Exercise prompt
Quote every entry word for word.

(Recorded data)
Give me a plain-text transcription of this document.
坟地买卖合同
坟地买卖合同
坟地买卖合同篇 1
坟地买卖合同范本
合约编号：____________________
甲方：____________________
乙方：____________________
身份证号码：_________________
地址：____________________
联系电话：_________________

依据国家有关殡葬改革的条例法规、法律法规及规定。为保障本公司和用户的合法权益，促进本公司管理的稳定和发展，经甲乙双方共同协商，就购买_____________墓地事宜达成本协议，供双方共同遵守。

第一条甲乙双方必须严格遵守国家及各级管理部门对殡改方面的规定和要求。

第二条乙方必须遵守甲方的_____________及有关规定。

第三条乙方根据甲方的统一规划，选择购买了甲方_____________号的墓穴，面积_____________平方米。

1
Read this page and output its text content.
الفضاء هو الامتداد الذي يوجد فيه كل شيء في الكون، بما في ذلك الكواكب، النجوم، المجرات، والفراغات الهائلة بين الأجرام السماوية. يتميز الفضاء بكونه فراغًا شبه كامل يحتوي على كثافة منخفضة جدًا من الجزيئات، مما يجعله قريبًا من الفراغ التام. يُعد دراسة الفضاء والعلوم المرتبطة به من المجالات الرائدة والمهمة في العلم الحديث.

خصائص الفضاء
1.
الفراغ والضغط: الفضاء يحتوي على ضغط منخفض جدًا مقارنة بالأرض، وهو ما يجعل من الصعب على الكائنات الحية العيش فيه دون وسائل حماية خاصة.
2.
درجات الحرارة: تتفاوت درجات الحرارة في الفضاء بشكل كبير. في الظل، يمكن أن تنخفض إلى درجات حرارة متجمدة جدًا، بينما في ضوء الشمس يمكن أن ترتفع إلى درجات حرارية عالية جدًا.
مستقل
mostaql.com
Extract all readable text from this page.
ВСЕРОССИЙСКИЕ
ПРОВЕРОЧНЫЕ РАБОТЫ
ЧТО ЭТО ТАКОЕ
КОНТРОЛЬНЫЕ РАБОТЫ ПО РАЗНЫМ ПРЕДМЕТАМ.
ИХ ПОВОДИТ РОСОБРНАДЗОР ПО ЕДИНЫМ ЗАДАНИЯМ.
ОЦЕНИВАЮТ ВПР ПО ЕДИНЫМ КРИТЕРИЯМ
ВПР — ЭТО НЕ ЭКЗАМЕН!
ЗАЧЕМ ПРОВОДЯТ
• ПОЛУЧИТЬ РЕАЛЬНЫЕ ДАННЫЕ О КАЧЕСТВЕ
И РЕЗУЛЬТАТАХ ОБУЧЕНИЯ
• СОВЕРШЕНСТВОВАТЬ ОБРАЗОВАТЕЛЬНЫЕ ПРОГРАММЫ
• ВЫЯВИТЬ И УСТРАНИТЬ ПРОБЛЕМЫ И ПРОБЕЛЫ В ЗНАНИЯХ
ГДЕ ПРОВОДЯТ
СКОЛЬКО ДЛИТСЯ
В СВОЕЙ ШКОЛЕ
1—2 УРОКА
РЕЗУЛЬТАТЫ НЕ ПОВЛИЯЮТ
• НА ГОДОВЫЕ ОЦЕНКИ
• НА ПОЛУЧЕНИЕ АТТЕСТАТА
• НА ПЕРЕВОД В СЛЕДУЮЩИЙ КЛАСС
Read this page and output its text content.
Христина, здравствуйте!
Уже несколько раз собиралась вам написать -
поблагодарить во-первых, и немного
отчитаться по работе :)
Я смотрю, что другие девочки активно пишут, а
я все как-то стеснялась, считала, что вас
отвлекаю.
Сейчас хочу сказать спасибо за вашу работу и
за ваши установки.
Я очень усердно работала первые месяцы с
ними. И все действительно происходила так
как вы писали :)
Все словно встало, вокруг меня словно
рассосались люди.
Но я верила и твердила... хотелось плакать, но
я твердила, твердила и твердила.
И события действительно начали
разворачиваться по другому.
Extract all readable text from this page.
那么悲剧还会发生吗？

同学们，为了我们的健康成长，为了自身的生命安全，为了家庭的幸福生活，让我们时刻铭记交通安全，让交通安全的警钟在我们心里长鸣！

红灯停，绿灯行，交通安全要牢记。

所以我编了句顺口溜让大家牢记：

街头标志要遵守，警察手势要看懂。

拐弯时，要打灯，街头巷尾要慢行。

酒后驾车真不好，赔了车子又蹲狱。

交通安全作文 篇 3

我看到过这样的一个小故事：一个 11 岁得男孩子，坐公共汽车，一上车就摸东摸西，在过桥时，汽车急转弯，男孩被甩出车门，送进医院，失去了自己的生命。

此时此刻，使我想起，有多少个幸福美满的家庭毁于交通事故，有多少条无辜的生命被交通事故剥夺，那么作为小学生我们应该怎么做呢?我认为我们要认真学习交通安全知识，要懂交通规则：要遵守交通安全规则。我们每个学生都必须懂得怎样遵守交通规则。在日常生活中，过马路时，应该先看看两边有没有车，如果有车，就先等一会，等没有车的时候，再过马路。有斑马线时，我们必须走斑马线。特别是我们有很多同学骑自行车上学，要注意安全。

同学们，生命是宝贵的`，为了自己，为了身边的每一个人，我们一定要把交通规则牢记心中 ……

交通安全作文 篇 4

Task response
Give me a plain-text transcription of this document.
坟地买卖合同
坟地买卖合同
坟地买卖合同篇 1
坟地买卖合同范本
合约编号：____________________
甲方：____________________
乙方：____________________
身份证号码：_________________
地址：____________________
联系电话：_________________

依据国家有关殡葬改革的条例法规、法律法规及规定。为保障本公司和用户的合法权益，促进本公司管理的稳定和发展，经甲乙双方共同协商，就购买_____________墓地事宜达成本协议，供双方共同遵守。

第一条甲乙双方必须严格遵守国家及各级管理部门对殡改方面的规定和要求。

第二条乙方必须遵守甲方的_____________及有关规定。

第三条乙方根据甲方的统一规划，选择购买了甲方_____________号的墓穴，面积_____________平方米。

1
Read this page and output its text content.
الفضاء هو الامتداد الذي يوجد فيه كل شيء في الكون، بما في ذلك الكواكب، النجوم، المجرات، والفراغات الهائلة بين الأجرام السماوية. يتميز الفضاء بكونه فراغًا شبه كامل يحتوي على كثافة منخفضة جدًا من الجزيئات، مما يجعله قريبًا من الفراغ التام. يُعد دراسة الفضاء والعلوم المرتبطة به من المجالات الرائدة والمهمة في العلم الحديث.

خصائص الفضاء
1.
الفراغ والضغط: الفضاء يحتوي على ضغط منخفض جدًا مقارنة بالأرض، وهو ما يجعل من الصعب على الكائنات الحية العيش فيه دون وسائل حماية خاصة.
2.
درجات الحرارة: تتفاوت درجات الحرارة في الفضاء بشكل كبير. في الظل، يمكن أن تنخفض إلى درجات حرارة متجمدة جدًا، بينما في ضوء الشمس يمكن أن ترتفع إلى درجات حرارية عالية جدًا.
مستقل
mostaql.com
Extract all readable text from this page.
ВСЕРОССИЙСКИЕ
ПРОВЕРОЧНЫЕ РАБОТЫ
ЧТО ЭТО ТАКОЕ
КОНТРОЛЬНЫЕ РАБОТЫ ПО РАЗНЫМ ПРЕДМЕТАМ.
ИХ ПОВОДИТ РОСОБРНАДЗОР ПО ЕДИНЫМ ЗАДАНИЯМ.
ОЦЕНИВАЮТ ВПР ПО ЕДИНЫМ КРИТЕРИЯМ
ВПР — ЭТО НЕ ЭКЗАМЕН!
ЗАЧЕМ ПРОВОДЯТ
• ПОЛУЧИТЬ РЕАЛЬНЫЕ ДАННЫЕ О КАЧЕСТВЕ
И РЕЗУЛЬТАТАХ ОБУЧЕНИЯ
• СОВЕРШЕНСТВОВАТЬ ОБРАЗОВАТЕЛЬНЫЕ ПРОГРАММЫ
• ВЫЯВИТЬ И УСТРАНИТЬ ПРОБЛЕМЫ И ПРОБЕЛЫ В ЗНАНИЯХ
ГДЕ ПРОВОДЯТ
СКОЛЬКО ДЛИТСЯ
В СВОЕЙ ШКОЛЕ
1—2 УРОКА
РЕЗУЛЬТАТЫ НЕ ПОВЛИЯЮТ
• НА ГОДОВЫЕ ОЦЕНКИ
• НА ПОЛУЧЕНИЕ АТТЕСТАТА
• НА ПЕРЕВОД В СЛЕДУЮЩИЙ КЛАСС
Read this page and output its text content.
Христина, здравствуйте!
Уже несколько раз собиралась вам написать -
поблагодарить во-первых, и немного
отчитаться по работе :)
Я смотрю, что другие девочки активно пишут, а
я все как-то стеснялась, считала, что вас
отвлекаю.
Сейчас хочу сказать спасибо за вашу работу и
за ваши установки.
Я очень усердно работала первые месяцы с
ними. И все действительно происходила так
как вы писали :)
Все словно встало, вокруг меня словно
рассосались люди.
Но я верила и твердила... хотелось плакать, но
я твердила, твердила и твердила.
И события действительно начали
разворачиваться по другому.
Extract all readable text from this page.
那么悲剧还会发生吗？

同学们，为了我们的健康成长，为了自身的生命安全，为了家庭的幸福生活，让我们时刻铭记交通安全，让交通安全的警钟在我们心里长鸣！

红灯停，绿灯行，交通安全要牢记。

所以我编了句顺口溜让大家牢记：

街头标志要遵守，警察手势要看懂。

拐弯时，要打灯，街头巷尾要慢行。

酒后驾车真不好，赔了车子又蹲狱。

交通安全作文 篇 3

我看到过这样的一个小故事：一个 11 岁得男孩子，坐公共汽车，一上车就摸东摸西，在过桥时，汽车急转弯，男孩被甩出车门，送进医院，失去了自己的生命。

此时此刻，使我想起，有多少个幸福美满的家庭毁于交通事故，有多少条无辜的生命被交通事故剥夺，那么作为小学生我们应该怎么做呢?我认为我们要认真学习交通安全知识，要懂交通规则：要遵守交通安全规则。我们每个学生都必须懂得怎样遵守交通规则。在日常生活中，过马路时，应该先看看两边有没有车，如果有车，就先等一会，等没有车的时候，再过马路。有斑马线时，我们必须走斑马线。特别是我们有很多同学骑自行车上学，要注意安全。

同学们，生命是宝贵的`，为了自己，为了身边的每一个人，我们一定要把交通规则牢记心中 ……

交通安全作文 篇 4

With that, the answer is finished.